**WHAT THE EXERCISE ASKS**: Gather each line of the entries below that includes "upload".

**ENTRIES PROVIDED**:
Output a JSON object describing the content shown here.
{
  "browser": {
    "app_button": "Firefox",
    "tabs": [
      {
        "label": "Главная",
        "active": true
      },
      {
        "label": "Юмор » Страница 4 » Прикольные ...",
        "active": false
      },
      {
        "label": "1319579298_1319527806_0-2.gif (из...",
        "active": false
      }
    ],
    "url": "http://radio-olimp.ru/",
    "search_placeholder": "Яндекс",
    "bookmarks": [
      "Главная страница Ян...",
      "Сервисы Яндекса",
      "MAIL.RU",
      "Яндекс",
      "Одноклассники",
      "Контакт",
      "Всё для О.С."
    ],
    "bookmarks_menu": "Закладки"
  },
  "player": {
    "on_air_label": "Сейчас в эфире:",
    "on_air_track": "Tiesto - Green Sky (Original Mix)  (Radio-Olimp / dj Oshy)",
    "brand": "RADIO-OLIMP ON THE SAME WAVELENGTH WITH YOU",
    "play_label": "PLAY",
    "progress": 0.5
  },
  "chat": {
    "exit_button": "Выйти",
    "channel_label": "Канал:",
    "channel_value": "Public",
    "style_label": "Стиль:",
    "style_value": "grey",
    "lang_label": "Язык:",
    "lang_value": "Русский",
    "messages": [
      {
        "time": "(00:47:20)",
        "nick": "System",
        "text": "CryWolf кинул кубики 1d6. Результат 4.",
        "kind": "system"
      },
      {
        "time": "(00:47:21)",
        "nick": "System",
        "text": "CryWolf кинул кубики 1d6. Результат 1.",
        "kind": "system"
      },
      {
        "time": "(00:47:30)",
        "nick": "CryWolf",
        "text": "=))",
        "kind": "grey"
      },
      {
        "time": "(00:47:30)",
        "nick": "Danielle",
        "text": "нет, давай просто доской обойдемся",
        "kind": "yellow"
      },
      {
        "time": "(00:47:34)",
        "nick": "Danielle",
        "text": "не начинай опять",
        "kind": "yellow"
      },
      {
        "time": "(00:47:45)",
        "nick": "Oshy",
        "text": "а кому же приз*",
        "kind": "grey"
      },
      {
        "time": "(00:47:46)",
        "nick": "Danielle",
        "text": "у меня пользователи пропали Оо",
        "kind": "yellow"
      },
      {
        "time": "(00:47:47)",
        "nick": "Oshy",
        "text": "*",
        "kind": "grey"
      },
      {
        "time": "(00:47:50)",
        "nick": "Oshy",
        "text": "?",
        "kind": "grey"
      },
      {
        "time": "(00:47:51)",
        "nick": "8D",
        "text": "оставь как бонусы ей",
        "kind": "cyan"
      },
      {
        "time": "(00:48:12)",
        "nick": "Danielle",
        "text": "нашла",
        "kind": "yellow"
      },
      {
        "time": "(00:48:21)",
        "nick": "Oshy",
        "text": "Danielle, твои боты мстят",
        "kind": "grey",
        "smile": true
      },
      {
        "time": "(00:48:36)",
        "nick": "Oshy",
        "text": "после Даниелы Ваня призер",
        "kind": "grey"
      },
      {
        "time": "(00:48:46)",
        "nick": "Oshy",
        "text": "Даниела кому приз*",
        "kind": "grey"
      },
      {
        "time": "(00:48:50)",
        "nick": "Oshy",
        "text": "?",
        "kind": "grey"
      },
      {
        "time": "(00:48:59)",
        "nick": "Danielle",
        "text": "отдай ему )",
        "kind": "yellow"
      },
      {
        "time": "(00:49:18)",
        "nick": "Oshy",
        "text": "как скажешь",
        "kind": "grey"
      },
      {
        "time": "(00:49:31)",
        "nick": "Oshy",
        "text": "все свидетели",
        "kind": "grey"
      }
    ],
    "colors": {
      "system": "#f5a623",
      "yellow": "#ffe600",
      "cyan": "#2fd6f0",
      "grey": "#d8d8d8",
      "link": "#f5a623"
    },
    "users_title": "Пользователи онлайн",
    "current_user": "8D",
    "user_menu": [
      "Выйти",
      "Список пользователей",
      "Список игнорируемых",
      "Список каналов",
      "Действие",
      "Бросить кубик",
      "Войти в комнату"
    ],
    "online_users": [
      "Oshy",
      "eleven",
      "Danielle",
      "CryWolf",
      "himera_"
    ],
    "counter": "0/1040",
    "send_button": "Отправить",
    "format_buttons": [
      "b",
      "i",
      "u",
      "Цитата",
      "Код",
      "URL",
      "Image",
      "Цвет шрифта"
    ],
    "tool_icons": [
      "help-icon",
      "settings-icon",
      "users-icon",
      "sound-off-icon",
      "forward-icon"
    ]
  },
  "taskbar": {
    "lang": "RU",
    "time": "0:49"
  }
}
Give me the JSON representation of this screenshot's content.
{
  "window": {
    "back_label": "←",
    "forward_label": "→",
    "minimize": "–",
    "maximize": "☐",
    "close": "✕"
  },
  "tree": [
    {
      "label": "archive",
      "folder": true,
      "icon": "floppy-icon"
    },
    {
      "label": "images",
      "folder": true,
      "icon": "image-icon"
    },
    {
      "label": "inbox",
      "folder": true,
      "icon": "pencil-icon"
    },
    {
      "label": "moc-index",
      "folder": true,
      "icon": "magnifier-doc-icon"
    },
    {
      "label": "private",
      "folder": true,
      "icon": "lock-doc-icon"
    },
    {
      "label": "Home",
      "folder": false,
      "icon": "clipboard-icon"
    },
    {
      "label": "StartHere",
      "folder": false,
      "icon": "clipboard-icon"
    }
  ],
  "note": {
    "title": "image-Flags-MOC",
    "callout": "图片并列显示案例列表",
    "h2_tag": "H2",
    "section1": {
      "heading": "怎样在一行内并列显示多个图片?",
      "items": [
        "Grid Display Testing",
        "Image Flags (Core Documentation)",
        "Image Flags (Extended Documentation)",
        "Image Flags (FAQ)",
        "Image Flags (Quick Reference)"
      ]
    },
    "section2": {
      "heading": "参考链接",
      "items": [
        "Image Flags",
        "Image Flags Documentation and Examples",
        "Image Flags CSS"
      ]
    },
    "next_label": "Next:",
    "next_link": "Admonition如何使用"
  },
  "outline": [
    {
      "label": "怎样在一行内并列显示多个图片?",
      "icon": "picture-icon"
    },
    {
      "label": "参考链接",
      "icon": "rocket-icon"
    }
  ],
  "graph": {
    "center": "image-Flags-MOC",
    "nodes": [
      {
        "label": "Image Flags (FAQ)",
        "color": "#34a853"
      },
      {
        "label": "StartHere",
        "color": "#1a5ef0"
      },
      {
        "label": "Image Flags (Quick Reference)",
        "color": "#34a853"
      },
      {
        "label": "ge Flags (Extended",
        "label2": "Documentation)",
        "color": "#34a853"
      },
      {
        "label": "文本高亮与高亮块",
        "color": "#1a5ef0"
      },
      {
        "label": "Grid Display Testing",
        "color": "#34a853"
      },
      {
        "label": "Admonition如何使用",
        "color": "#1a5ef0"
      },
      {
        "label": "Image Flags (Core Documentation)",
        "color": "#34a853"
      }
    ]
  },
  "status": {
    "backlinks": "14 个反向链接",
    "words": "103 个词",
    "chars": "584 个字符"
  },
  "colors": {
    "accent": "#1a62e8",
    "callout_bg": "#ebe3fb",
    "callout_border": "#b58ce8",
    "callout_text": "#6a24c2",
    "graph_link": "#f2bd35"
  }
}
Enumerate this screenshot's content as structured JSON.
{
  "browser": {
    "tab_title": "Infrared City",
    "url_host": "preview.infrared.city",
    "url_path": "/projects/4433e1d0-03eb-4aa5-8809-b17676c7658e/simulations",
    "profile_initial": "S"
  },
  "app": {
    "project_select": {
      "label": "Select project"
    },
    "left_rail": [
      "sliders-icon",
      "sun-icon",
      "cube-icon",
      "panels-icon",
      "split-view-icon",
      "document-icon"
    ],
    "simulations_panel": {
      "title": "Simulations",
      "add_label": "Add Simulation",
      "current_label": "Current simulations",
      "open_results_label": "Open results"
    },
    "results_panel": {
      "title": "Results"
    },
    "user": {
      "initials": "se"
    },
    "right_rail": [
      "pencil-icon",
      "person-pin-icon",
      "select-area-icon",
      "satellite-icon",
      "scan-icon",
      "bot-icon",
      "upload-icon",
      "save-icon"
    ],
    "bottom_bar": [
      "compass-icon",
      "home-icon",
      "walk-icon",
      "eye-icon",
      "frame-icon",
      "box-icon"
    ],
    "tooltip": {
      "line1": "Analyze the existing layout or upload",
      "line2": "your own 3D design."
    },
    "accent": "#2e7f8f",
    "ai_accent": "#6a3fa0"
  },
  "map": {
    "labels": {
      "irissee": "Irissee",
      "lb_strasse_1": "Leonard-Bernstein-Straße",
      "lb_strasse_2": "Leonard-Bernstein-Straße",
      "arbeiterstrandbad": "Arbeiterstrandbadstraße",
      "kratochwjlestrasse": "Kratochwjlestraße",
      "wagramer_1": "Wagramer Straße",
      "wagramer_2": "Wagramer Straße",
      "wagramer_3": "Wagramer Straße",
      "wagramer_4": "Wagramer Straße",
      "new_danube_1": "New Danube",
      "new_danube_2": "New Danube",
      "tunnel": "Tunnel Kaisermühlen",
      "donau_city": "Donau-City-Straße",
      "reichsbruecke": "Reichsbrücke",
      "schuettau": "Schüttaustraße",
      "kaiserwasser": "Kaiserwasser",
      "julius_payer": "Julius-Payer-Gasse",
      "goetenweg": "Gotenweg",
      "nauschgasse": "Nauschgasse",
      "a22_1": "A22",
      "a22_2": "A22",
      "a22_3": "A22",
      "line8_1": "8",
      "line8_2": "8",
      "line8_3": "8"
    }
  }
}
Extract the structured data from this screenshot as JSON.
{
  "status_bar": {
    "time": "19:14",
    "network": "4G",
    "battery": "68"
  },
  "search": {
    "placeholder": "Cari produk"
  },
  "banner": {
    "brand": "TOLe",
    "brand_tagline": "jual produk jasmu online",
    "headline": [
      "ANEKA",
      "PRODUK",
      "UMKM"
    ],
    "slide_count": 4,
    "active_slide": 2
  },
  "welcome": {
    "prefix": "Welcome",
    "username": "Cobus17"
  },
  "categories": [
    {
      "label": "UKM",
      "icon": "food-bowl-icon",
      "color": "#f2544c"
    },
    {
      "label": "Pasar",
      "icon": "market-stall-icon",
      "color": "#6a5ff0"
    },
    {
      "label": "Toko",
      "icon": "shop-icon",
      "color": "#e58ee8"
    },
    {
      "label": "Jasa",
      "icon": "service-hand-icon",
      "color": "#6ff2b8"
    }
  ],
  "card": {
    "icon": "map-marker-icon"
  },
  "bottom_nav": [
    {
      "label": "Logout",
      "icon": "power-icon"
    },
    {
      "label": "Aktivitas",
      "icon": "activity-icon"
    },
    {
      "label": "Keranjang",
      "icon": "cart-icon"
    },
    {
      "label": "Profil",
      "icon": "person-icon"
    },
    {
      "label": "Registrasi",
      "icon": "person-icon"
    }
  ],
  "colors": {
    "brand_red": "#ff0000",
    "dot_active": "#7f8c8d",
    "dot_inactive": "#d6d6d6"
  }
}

**RESULT OF THIS TASK**:
      "upload-icon",
      "line1": "Analyze the existing layout or upload",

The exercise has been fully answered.